-------- MATERIAL FOR THIS EXERCISE --------

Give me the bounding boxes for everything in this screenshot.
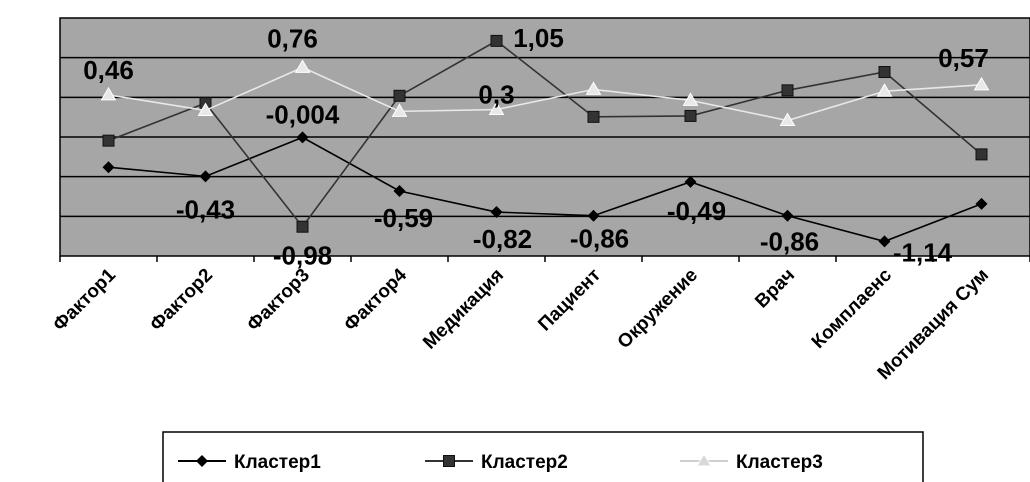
series-line (108, 39, 983, 229)
plot-area (59, 17, 1030, 262)
x-tick-label: Комплаенс (808, 264, 897, 353)
data-label: -0,82 (473, 224, 532, 254)
legend-box (162, 431, 924, 482)
data-label: 0,46 (83, 55, 134, 85)
data-point (684, 175, 697, 188)
data-point (975, 197, 988, 210)
x-tick-label: Окружение (614, 265, 702, 353)
data-point (393, 89, 406, 102)
x-axis: Фактор1 Фактор2 Фактор3 Фактор4 Медикация Пац… (49, 264, 993, 384)
data-label: -0,49 (667, 196, 726, 226)
data-point (100, 86, 117, 101)
data-point (102, 134, 115, 147)
data-point (878, 235, 891, 248)
data-point (102, 161, 115, 174)
data-label: -0,004 (266, 99, 340, 129)
data-point (294, 59, 311, 73)
data-point (587, 209, 600, 222)
legend: Кластер1 Кластер2 Кластер3 (162, 431, 924, 482)
data-point (975, 148, 988, 161)
legend-marker (443, 455, 455, 467)
legend-label: Кластер3 (736, 452, 823, 473)
data-point (587, 110, 600, 123)
series-layer (100, 34, 990, 248)
data-point (781, 209, 794, 222)
data-point (296, 220, 309, 233)
data-point (878, 66, 891, 79)
data-label: -1,14 (893, 237, 953, 267)
data-point (490, 206, 503, 219)
data-point (781, 84, 794, 97)
data-label: -0,98 (273, 241, 332, 271)
data-label: 1,05 (513, 23, 564, 53)
legend-label: Кластер1 (234, 452, 321, 473)
data-point (391, 103, 408, 117)
data-label: -0,59 (374, 203, 433, 233)
data-label: -0,86 (570, 224, 629, 254)
data-label: 0,57 (938, 43, 989, 73)
data-label: 0,76 (267, 23, 318, 53)
x-tick-label: Фактор4 (340, 264, 411, 335)
data-point (296, 131, 309, 144)
data-point (585, 81, 602, 95)
data-label: -0,86 (760, 227, 819, 257)
series-line (108, 136, 982, 243)
data-point (876, 83, 893, 97)
data-point (393, 185, 406, 198)
x-tick-label: Фактор2 (146, 265, 217, 336)
series-3 (100, 59, 990, 127)
data-point (684, 109, 697, 122)
legend-label: Кластер2 (481, 452, 568, 473)
legend-item: Кластер3 (680, 452, 823, 473)
legend-marker (196, 455, 208, 467)
data-point (197, 102, 214, 116)
data-point (779, 112, 796, 127)
x-tick-label: Фактор1 (49, 264, 120, 335)
data-point (199, 170, 212, 183)
data-label: 0,3 (478, 80, 514, 110)
data-point (488, 101, 505, 116)
legend-item: Кластер1 (178, 452, 321, 473)
data-label-layer: -0,43 -0,004 -0,59 -0,82 -0,86 -0,49 -0,86 -1,1… (83, 23, 989, 271)
series-line (108, 66, 982, 122)
data-point (973, 76, 990, 91)
x-tick-label: Фактор3 (243, 265, 314, 336)
series-1 (102, 131, 988, 248)
data-point (490, 34, 503, 47)
legend-item: Кластер2 (425, 452, 568, 473)
legend-marker (696, 453, 712, 467)
x-tick-label: Пациент (534, 265, 605, 336)
data-point (682, 92, 699, 106)
x-tick-label: Медикация (419, 265, 508, 354)
data-label: -0,43 (176, 194, 235, 224)
x-tick-label: Врач (751, 265, 799, 313)
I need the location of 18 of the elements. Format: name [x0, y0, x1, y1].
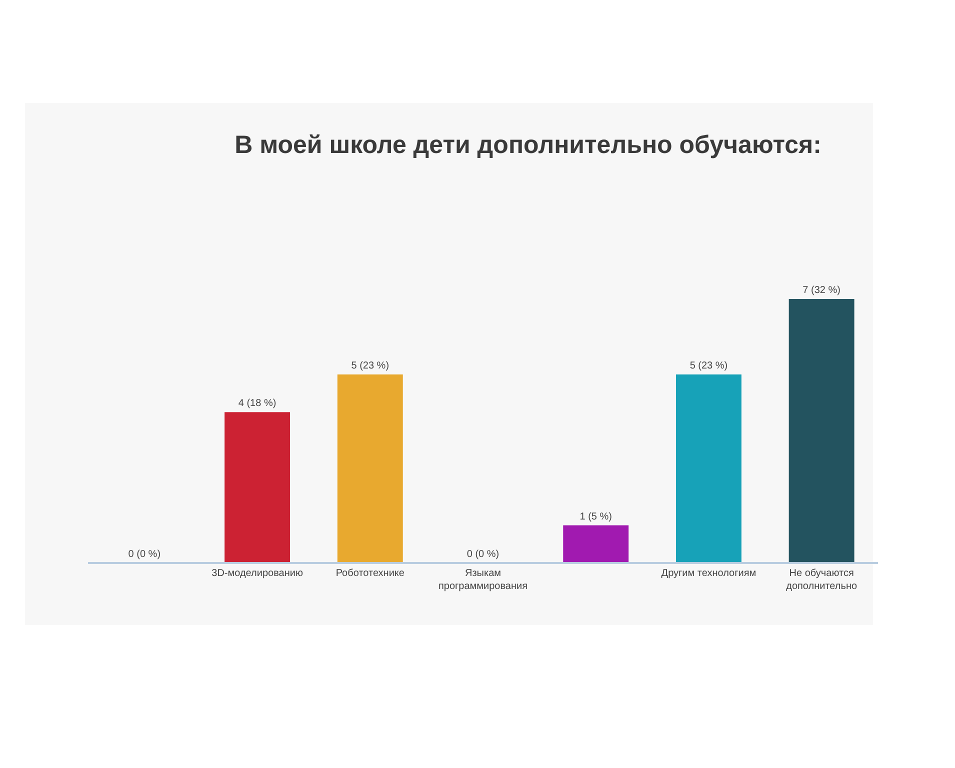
bar: [337, 374, 403, 563]
x-tick-label: 3D-моделированию: [212, 568, 304, 579]
data-label: 0 (0 %): [128, 549, 161, 560]
x-tick-label: Языкам программирования: [438, 568, 528, 592]
data-label: 1 (5 %): [580, 511, 612, 522]
chart-title: В моей школе дети дополнительно обучаются:: [234, 131, 822, 159]
bar: [788, 299, 854, 563]
x-tick-label: Робототехнике: [336, 568, 405, 579]
x-tick-label: Другим технологиям: [661, 568, 756, 579]
data-label: 7 (32 %): [802, 285, 840, 296]
bar: [563, 525, 629, 563]
data-label: 5 (23 %): [351, 360, 390, 372]
data-label: 0 (0 %): [466, 549, 500, 560]
data-label: 4 (18 %): [238, 398, 276, 410]
data-label: 5 (23 %): [690, 360, 728, 372]
x-tick-label: Не обучаются дополнительно: [786, 568, 858, 592]
bar: [676, 374, 742, 563]
bar: [224, 412, 290, 563]
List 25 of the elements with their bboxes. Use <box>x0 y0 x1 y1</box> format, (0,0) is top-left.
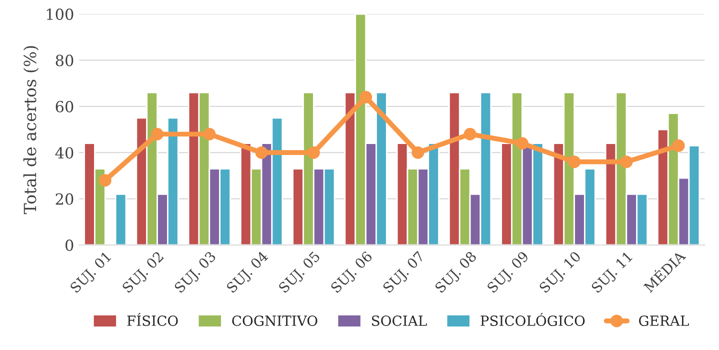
y-tick-label: 0 <box>66 239 74 252</box>
y-tick-label: 60 <box>56 100 74 112</box>
legend-label: GERAL <box>639 315 689 326</box>
point <box>516 137 528 150</box>
y-tick-label: 80 <box>56 54 74 66</box>
point <box>620 156 633 168</box>
legend-label: SOCIAL <box>372 315 427 326</box>
point <box>360 90 372 104</box>
y-tick-label: 40 <box>55 147 74 159</box>
point <box>464 128 476 140</box>
legend-label: PSICOLÓGICO <box>480 312 585 326</box>
legend-label: FÍSICO <box>127 312 178 326</box>
point <box>412 146 424 159</box>
point <box>98 174 112 187</box>
y-tick-label: 100 <box>46 8 74 20</box>
point <box>255 146 268 159</box>
bar <box>114 193 127 245</box>
y-axis-title: Total de acertos (%) <box>23 46 39 214</box>
point <box>568 156 581 168</box>
point <box>672 139 685 152</box>
y-tick-label: 20 <box>56 193 74 205</box>
point <box>151 128 164 140</box>
point <box>307 146 320 159</box>
legend-label: COGNITIVO <box>232 315 318 326</box>
point <box>203 128 216 140</box>
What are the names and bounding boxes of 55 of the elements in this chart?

--------

▶ _DIRECTIONS_:
Could you reproduce all of the records above, line for line and unchanged, but without the pictures?

▶ _SOLVED PROBLEM_:
Give me the bounding boxes for everything in this screenshot.
series-line (108, 39, 983, 229)
plot-area (59, 17, 1030, 262)
x-tick-label: Комплаенс (808, 264, 897, 353)
data-label: -0,82 (473, 224, 532, 254)
legend-box (162, 431, 924, 482)
data-label: 0,46 (83, 55, 134, 85)
data-point (684, 175, 697, 188)
data-point (975, 197, 988, 210)
x-tick-label: Окружение (614, 265, 702, 353)
data-point (393, 89, 406, 102)
x-axis: Фактор1 Фактор2 Фактор3 Фактор4 Медикация Пац… (49, 264, 993, 384)
data-label: -0,49 (667, 196, 726, 226)
data-point (100, 86, 117, 101)
data-point (102, 134, 115, 147)
data-point (878, 235, 891, 248)
data-point (102, 161, 115, 174)
data-label: -0,004 (266, 99, 340, 129)
data-point (294, 59, 311, 73)
data-point (587, 209, 600, 222)
legend: Кластер1 Кластер2 Кластер3 (162, 431, 924, 482)
data-point (975, 148, 988, 161)
legend-marker (443, 455, 455, 467)
legend-label: Кластер3 (736, 452, 823, 473)
data-point (587, 110, 600, 123)
series-layer (100, 34, 990, 248)
data-point (781, 209, 794, 222)
data-point (296, 220, 309, 233)
data-point (878, 66, 891, 79)
data-label: -1,14 (893, 237, 953, 267)
data-point (490, 206, 503, 219)
data-point (781, 84, 794, 97)
data-label: -0,98 (273, 241, 332, 271)
data-label: 1,05 (513, 23, 564, 53)
legend-label: Кластер1 (234, 452, 321, 473)
data-point (391, 103, 408, 117)
data-label: -0,59 (374, 203, 433, 233)
data-label: -0,86 (570, 224, 629, 254)
data-label: 0,57 (938, 43, 989, 73)
data-label: 0,76 (267, 23, 318, 53)
x-tick-label: Фактор4 (340, 264, 411, 335)
data-point (296, 131, 309, 144)
data-point (585, 81, 602, 95)
data-label: -0,86 (760, 227, 819, 257)
series-line (108, 136, 982, 243)
data-point (876, 83, 893, 97)
data-point (393, 185, 406, 198)
x-tick-label: Фактор2 (146, 265, 217, 336)
series-3 (100, 59, 990, 127)
data-point (684, 109, 697, 122)
legend-label: Кластер2 (481, 452, 568, 473)
legend-item: Кластер3 (680, 452, 823, 473)
legend-marker (196, 455, 208, 467)
data-point (197, 102, 214, 116)
data-point (779, 112, 796, 127)
x-tick-label: Фактор1 (49, 264, 120, 335)
data-point (199, 170, 212, 183)
data-label: 0,3 (478, 80, 514, 110)
data-point (488, 101, 505, 116)
legend-item: Кластер1 (178, 452, 321, 473)
data-label-layer: -0,43 -0,004 -0,59 -0,82 -0,86 -0,49 -0,86 -1,1… (83, 23, 989, 271)
series-line (108, 66, 982, 122)
data-point (973, 76, 990, 91)
x-tick-label: Фактор3 (243, 265, 314, 336)
series-1 (102, 131, 988, 248)
data-point (490, 34, 503, 47)
legend-item: Кластер2 (425, 452, 568, 473)
legend-marker (696, 453, 712, 467)
x-tick-label: Пациент (534, 265, 605, 336)
data-point (682, 92, 699, 106)
x-tick-label: Медикация (419, 265, 508, 354)
data-label: -0,43 (176, 194, 235, 224)
x-tick-label: Врач (751, 265, 799, 313)
I need the location of 18 of the elements. Format: name [x0, y0, x1, y1].
bar: [337, 374, 403, 563]
x-tick-label: 3D-моделированию: [212, 568, 304, 579]
data-label: 0 (0 %): [128, 549, 161, 560]
x-tick-label: Языкам программирования: [438, 568, 528, 592]
data-label: 1 (5 %): [580, 511, 612, 522]
chart-title: В моей школе дети дополнительно обучаются:: [234, 131, 822, 159]
bar: [788, 299, 854, 563]
x-tick-label: Робототехнике: [336, 568, 405, 579]
x-tick-label: Другим технологиям: [661, 568, 756, 579]
data-label: 7 (32 %): [802, 285, 840, 296]
bar: [563, 525, 629, 563]
data-label: 5 (23 %): [351, 360, 390, 372]
data-label: 0 (0 %): [466, 549, 500, 560]
data-label: 4 (18 %): [238, 398, 276, 410]
data-label: 5 (23 %): [690, 360, 728, 372]
x-tick-label: Не обучаются дополнительно: [786, 568, 858, 592]
bar: [676, 374, 742, 563]
bar: [224, 412, 290, 563]
List 25 of the elements with their bboxes. Use <box>x0 y0 x1 y1</box> format, (0,0) is top-left.
y-tick-label: 0 <box>66 239 74 252</box>
y-tick-label: 60 <box>56 100 74 112</box>
legend-label: GERAL <box>639 315 689 326</box>
point <box>516 137 528 150</box>
y-tick-label: 80 <box>56 54 74 66</box>
point <box>620 156 633 168</box>
legend-label: SOCIAL <box>372 315 427 326</box>
point <box>360 90 372 104</box>
y-tick-label: 40 <box>55 147 74 159</box>
point <box>464 128 476 140</box>
legend-label: PSICOLÓGICO <box>480 312 585 326</box>
legend-label: FÍSICO <box>127 312 178 326</box>
point <box>412 146 424 159</box>
point <box>98 174 112 187</box>
y-tick-label: 100 <box>46 8 74 20</box>
point <box>255 146 268 159</box>
bar <box>114 193 127 245</box>
y-axis-title: Total de acertos (%) <box>23 46 39 214</box>
point <box>568 156 581 168</box>
point <box>672 139 685 152</box>
y-tick-label: 20 <box>56 193 74 205</box>
point <box>151 128 164 140</box>
point <box>307 146 320 159</box>
legend-label: COGNITIVO <box>232 315 318 326</box>
point <box>203 128 216 140</box>
What are the names and bounding boxes of 55 of the elements in this chart?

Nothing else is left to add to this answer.